EXERCISE INSTRUCTIONS: Identify each line below that contains the word "题库丰富", and copy it out.

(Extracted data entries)
#####

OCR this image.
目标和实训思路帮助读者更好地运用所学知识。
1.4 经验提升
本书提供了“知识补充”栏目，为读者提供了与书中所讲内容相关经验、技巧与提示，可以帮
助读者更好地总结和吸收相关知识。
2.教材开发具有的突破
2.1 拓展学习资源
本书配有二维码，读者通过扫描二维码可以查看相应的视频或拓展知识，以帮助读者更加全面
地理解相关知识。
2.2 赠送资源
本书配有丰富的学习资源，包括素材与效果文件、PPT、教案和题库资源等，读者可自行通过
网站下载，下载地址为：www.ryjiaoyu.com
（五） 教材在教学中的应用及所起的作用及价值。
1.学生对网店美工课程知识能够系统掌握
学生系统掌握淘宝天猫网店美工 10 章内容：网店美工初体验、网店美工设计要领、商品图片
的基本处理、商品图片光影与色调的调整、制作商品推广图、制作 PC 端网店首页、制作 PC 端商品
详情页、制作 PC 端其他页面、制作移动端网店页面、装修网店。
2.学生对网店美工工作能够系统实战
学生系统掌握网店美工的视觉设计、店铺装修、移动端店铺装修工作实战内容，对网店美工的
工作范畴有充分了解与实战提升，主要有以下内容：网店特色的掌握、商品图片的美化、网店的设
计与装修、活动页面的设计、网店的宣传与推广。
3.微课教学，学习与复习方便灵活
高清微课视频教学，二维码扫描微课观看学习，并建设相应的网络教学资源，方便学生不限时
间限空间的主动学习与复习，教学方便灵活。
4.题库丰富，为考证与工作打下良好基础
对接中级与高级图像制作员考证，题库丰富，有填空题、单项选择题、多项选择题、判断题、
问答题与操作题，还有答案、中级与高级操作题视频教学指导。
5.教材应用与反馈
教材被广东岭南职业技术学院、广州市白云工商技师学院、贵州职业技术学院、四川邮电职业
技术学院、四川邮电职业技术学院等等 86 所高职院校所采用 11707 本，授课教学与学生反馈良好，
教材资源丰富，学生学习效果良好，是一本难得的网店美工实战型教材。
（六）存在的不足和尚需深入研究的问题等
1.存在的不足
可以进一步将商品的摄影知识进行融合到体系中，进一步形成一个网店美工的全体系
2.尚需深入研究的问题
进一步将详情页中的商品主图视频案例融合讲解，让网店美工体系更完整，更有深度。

#####

RESPONSE TO THIS TASK:
4.题库丰富，为考证与工作打下良好基础
对接中级与高级图像制作员考证，题库丰富，有填空题、单项选择题、多项选择题、判断题、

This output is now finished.